- **Objetivo de la tarea**: Copia sin cambios, del texto sobre el ocaso del hegelianismo, el pasaje que se abre con las palabras "3) Engels interpreta" y se cierra con "1969, pp. 3, 6).".

- **Fragmento seleccionado**:

________________________________________

3) Engels interpreta la división en términos estrictamente políticos, aunque lo que ocasionó la ruptura en primer lugar fueron diferencias religiosas (Brazill, 1970, pp, 7, 53; McLellan, 1969, pp. 3, 6).

Lo que finalmente fracturó y disolvió al hegelianismo no fueron únicamente las disputas internas o las tendencias centrífugas. Porque, como hemos visto, los debates de la década de 1830 continuaron en el seno de un marco hegeliano, nunca se renunció al gran ideal de la unidad de teoría y práctica. Lo que derrotó al hegelianismo fue la baza que más le gustaba jugar a su fundador: la historia. En 1840 se acabó el Movimiento por la Reforma Prusiano. En ese año significativo murieron Altenstein y Federico Guillermo III. Resurgió la esperanza de reforma tras el acceso al trono de Federico Guillermo IV, quien inició su reinado adoptando algunas medidas liberales bastante populares: una amnistía para los presos políticos, la publicación de las actas de los estamentos provinciales y la relajación de la censura ejercida sobre la prensa. Pero pronto el nuevo rey demostró ser bastante reaccionario. Defendía el gobierno del antiguo estamento aristocrático, desaprobaba los planes de redactar una nueva constitución, insistía en proteger la religión de Estado e incluso llegó a defender el derecho divino de los reyes. Hubo ciertos sucesos muy ominosos. En 1841, Federico Guillermo mostró sus auténticas tendencias políticas al invitar a Schelling a Berlín para «combatir a esa semilla del dragón que es el hegelianismo». En 1842 el gobierno empezó a imponer de nuevo la censura, obligando a los hegelianos a publicar su revista insignia, Hallische Jahrbücher, fuera de Prusia. Cualquier hegeliano debió sentirse muy descorazonado en la década de 1840. En vez de avanzar, como había asumido Hegel, la historia parecía retroceder.

Cuando las fuerzas reaccionarias empezaron a cobrar importancia, era inevitable que la filosofía de Hegel se eclipsara. La esencia misma de la teoría de Hegel la hacía vulnerable a la refutación histórica. La gran fuerza del sistema de Hegel radicaba en su osada síntesis de teoría y práctica, racionalismo e historicismo, radicalismo y conservadurismo. Parecía trascender el espíritu partidista, adjudicando a cada punto de vista, de forma limitada de ser necesario, un lugar en el conjunto. Pero la fortaleza de la filosofía de Hegel también era su gran debilidad, su defecto. Porque, como hemos comprobado, todas esas síntesis reposaban sobre una premisa única y optimista: que la razón era inherente a la historia, que las leyes y las tendencias de la historia harían realidad indefectiblemente los ideales de la Revolución. Pero ese optimismo se vio truncado tras los sucesos de principios de la década de 1840. Hegel lo había apostado todo a la historia y perdió.

________________________________________

- **Bloque de datos**:
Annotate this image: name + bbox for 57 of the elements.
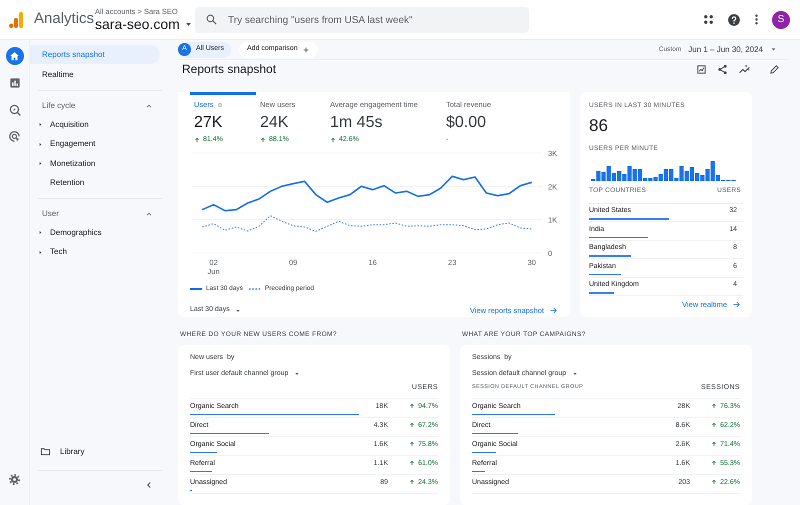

________________________________________

- **Solución desarrollada**:
3) Engels interpreta la división en términos estrictamente políticos, aunque lo que ocasionó la ruptura en primer lugar fueron diferencias religiosas (Brazill, 1970, pp, 7, 53; McLellan, 1969, pp. 3, 6).